• _Problem to work on_
Pull every line containing "JSON" out of the material below.

• _Dataset records_
**********

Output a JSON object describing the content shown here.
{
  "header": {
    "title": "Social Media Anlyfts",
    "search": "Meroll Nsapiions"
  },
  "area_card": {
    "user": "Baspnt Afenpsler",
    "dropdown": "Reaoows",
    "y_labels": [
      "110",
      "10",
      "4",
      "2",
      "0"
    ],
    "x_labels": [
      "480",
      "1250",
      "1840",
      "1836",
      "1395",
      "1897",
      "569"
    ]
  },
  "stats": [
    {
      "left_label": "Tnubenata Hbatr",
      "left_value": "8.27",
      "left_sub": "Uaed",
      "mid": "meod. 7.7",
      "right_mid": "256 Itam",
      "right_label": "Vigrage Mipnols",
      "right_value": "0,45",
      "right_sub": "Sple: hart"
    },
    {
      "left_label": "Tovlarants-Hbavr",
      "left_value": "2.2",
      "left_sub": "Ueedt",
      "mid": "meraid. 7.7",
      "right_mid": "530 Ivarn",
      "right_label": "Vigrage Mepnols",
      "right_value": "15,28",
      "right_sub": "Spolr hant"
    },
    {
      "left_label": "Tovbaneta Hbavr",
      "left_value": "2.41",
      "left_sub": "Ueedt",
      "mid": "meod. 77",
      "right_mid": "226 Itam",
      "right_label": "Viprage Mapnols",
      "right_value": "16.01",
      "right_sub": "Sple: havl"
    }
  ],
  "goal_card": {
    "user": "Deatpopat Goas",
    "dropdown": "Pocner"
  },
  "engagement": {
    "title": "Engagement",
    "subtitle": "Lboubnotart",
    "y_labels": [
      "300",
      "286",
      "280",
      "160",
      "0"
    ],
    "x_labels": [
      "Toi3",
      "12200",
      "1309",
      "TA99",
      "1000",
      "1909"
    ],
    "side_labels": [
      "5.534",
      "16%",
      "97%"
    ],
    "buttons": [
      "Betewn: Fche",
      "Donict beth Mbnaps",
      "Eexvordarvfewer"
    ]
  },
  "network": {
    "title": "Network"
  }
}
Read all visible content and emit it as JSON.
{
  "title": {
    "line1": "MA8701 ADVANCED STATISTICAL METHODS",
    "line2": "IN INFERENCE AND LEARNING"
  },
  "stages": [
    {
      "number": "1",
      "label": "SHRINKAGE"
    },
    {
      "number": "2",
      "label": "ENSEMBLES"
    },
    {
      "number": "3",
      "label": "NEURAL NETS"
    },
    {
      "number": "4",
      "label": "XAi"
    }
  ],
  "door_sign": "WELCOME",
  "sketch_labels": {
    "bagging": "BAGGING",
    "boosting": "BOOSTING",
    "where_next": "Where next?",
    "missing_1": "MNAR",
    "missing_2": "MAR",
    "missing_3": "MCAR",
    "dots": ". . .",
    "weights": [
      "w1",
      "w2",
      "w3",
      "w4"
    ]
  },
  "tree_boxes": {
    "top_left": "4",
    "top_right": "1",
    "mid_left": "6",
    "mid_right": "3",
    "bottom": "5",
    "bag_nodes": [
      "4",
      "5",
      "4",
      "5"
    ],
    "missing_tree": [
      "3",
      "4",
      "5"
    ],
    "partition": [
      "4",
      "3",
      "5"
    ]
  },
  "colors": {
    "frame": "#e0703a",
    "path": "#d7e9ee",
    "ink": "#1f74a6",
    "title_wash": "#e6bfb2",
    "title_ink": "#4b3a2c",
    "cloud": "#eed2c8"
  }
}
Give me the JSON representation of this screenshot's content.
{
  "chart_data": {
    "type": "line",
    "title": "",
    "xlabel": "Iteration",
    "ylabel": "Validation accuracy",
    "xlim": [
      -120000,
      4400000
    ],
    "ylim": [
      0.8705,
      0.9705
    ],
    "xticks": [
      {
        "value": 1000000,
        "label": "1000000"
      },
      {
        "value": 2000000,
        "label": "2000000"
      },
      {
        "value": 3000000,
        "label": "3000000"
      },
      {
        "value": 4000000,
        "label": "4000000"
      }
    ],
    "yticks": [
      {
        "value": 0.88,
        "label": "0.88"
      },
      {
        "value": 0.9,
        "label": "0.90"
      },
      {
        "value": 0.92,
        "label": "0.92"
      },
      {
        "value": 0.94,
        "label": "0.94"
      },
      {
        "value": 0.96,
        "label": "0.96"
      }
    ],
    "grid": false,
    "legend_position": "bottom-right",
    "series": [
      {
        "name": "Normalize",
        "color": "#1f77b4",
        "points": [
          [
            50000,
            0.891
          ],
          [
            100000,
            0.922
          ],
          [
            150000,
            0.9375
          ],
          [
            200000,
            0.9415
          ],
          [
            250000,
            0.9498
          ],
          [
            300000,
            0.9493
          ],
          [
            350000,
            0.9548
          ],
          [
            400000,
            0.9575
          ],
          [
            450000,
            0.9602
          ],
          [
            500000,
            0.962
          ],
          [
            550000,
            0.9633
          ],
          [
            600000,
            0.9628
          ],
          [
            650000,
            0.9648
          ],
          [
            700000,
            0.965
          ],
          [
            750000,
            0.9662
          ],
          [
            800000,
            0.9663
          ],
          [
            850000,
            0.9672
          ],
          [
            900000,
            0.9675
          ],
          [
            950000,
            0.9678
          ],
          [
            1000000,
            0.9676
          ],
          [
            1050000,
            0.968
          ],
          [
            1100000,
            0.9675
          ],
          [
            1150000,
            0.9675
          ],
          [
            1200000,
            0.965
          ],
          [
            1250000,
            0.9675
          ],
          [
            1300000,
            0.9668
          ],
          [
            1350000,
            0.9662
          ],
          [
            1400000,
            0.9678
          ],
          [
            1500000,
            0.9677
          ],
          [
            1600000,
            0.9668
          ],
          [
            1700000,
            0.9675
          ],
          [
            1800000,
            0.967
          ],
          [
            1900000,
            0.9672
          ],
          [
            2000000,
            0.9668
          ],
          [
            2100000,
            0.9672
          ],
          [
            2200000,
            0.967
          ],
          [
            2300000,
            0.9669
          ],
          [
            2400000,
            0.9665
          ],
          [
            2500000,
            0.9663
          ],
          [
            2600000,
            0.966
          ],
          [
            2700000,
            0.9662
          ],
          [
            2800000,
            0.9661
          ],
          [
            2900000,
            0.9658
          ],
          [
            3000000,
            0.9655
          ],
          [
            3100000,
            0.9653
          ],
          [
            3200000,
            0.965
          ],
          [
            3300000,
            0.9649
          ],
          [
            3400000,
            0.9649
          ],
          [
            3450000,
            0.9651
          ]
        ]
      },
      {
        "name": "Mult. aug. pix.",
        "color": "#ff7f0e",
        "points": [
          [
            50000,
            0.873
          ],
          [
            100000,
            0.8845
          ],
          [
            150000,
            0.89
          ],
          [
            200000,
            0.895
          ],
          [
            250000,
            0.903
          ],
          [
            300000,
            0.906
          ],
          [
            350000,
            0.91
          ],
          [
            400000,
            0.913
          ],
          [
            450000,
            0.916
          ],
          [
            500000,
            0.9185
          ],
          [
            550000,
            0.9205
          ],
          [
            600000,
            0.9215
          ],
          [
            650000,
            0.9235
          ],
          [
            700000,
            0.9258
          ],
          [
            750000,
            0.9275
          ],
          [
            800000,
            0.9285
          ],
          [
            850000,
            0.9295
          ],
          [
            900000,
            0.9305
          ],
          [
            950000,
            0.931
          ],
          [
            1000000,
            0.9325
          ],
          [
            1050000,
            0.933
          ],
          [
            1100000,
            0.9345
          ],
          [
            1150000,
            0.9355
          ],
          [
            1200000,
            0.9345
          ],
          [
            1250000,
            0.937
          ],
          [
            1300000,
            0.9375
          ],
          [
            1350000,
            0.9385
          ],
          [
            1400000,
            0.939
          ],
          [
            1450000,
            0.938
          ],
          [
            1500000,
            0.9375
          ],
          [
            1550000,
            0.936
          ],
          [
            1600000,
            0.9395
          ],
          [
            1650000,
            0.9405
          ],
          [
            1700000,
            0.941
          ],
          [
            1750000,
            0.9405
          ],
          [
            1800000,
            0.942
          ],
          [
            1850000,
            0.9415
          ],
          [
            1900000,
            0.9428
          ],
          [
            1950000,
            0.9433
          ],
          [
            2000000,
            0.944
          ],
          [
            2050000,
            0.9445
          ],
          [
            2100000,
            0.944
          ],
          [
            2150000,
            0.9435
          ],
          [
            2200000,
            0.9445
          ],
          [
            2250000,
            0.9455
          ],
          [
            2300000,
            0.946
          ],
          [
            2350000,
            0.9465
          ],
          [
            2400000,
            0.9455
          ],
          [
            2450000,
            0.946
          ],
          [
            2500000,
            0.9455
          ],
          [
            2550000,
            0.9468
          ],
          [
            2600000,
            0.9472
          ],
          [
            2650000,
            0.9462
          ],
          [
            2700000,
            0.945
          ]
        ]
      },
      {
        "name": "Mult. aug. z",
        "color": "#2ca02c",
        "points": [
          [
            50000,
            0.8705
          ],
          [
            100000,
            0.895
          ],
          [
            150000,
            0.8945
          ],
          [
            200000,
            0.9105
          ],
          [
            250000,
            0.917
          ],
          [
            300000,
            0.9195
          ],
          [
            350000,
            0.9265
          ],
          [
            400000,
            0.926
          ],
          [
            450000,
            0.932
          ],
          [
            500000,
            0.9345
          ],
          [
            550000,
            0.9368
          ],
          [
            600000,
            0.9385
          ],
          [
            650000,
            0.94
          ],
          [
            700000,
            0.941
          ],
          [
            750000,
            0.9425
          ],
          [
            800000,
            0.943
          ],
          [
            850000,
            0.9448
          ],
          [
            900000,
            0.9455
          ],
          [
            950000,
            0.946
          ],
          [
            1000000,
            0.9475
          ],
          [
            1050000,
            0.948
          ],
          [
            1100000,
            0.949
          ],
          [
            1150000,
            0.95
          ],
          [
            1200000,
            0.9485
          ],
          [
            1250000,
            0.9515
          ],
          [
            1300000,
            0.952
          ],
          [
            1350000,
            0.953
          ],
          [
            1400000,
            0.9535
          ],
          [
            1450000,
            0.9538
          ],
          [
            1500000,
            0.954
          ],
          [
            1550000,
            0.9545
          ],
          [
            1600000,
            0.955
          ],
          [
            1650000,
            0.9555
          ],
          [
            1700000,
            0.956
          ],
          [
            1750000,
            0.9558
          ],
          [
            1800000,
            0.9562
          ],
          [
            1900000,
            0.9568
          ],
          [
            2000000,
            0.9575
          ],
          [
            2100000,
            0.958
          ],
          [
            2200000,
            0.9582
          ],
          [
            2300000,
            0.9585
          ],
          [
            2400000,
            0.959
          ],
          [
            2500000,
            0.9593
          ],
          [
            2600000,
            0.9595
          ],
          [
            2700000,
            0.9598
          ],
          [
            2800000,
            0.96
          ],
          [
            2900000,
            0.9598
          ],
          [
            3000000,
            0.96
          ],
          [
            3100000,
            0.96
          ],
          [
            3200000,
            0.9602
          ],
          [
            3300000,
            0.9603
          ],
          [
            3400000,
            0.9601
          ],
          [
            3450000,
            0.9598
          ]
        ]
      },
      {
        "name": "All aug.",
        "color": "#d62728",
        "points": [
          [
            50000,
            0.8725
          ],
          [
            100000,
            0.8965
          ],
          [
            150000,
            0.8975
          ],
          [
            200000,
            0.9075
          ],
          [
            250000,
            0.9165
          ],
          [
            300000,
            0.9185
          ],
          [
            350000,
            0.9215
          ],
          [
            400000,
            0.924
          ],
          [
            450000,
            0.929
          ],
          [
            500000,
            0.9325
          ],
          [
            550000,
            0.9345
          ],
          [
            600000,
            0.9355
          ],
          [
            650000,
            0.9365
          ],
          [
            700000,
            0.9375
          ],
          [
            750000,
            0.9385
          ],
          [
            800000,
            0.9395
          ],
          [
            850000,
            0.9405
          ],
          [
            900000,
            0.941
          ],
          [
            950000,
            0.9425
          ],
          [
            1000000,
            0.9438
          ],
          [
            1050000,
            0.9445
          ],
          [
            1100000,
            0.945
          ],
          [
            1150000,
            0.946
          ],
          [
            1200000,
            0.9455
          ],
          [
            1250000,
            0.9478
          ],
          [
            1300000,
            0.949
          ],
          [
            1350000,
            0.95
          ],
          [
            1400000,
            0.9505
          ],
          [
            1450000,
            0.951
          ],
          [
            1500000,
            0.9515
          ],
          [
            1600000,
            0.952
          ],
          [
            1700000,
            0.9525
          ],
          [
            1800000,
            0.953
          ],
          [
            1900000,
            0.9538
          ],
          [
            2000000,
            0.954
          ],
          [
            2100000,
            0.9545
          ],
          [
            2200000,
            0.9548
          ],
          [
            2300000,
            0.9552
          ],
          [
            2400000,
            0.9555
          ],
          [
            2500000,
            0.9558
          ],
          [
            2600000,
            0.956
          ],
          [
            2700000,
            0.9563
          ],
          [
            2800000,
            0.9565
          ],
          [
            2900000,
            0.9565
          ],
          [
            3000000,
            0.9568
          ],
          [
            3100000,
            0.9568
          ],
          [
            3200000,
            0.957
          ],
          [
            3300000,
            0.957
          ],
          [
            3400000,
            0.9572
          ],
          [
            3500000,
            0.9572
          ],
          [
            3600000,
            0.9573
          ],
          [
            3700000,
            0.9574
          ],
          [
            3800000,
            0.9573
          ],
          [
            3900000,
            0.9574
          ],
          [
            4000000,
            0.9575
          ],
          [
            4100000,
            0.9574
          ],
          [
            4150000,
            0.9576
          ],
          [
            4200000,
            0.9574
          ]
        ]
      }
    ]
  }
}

**********

• _Response_
Output a JSON object describing the content shown here.
Read all visible content and emit it as JSON.
Give me the JSON representation of this screenshot's content.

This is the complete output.